--- START OF Information supplied ---

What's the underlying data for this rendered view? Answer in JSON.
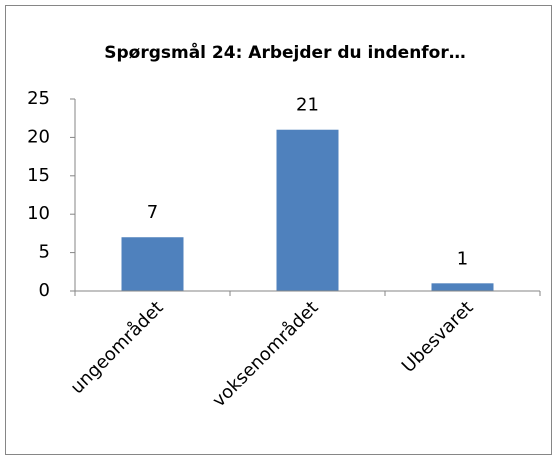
{
  "chart_data": {
    "type": "bar",
    "title": "Spørgsmål 24: Arbejder du indenfor…",
    "categories": [
      "ungeområdet",
      "voksenområdet",
      "Ubesvaret"
    ],
    "values": [
      7,
      21,
      1
    ],
    "color": "#4f81bd",
    "ylim": [
      0,
      25
    ],
    "yticks": [
      0,
      5,
      10,
      15,
      20,
      25
    ],
    "grid": false,
    "data_labels": true
  }
}
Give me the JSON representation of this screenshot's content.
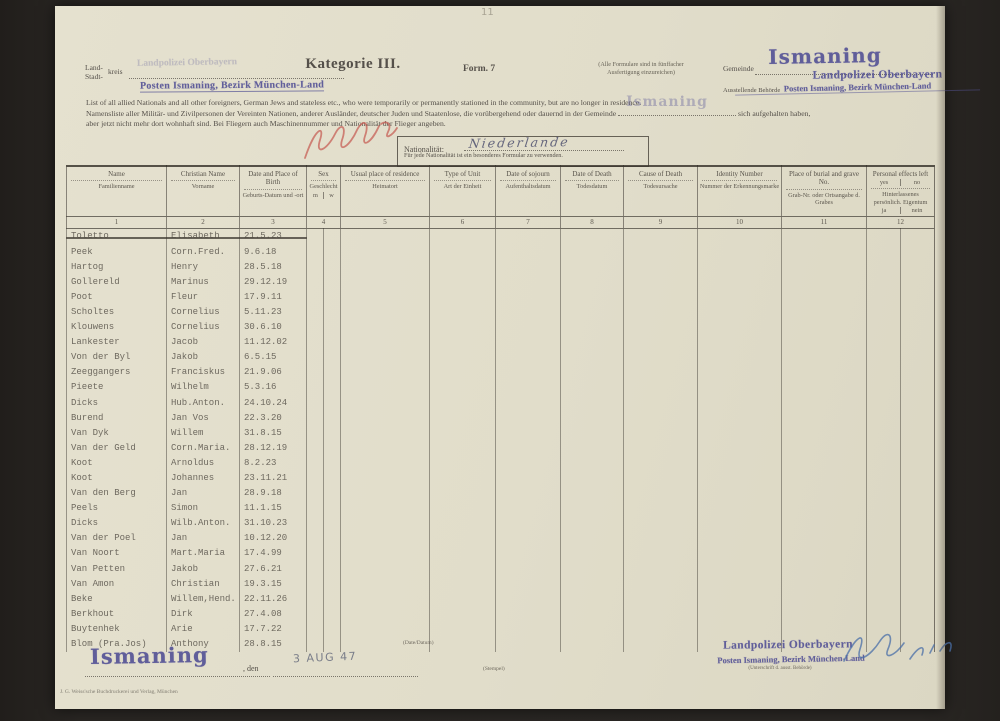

--- END OF Information supplied ---

§ **Given exercise**
Restate the data above word for word. Do not include the images.

§ **Written response**
What's the underlying data for this rendered view? Answer in JSON.
{
  "chart_data": {
    "type": "bar",
    "title": "Spørgsmål 24: Arbejder du indenfor…",
    "categories": [
      "ungeområdet",
      "voksenområdet",
      "Ubesvaret"
    ],
    "values": [
      7,
      21,
      1
    ],
    "color": "#4f81bd",
    "ylim": [
      0,
      25
    ],
    "yticks": [
      0,
      5,
      10,
      15,
      20,
      25
    ],
    "grid": false,
    "data_labels": true
  }
}
Give me the JSON representation of this screenshot's content.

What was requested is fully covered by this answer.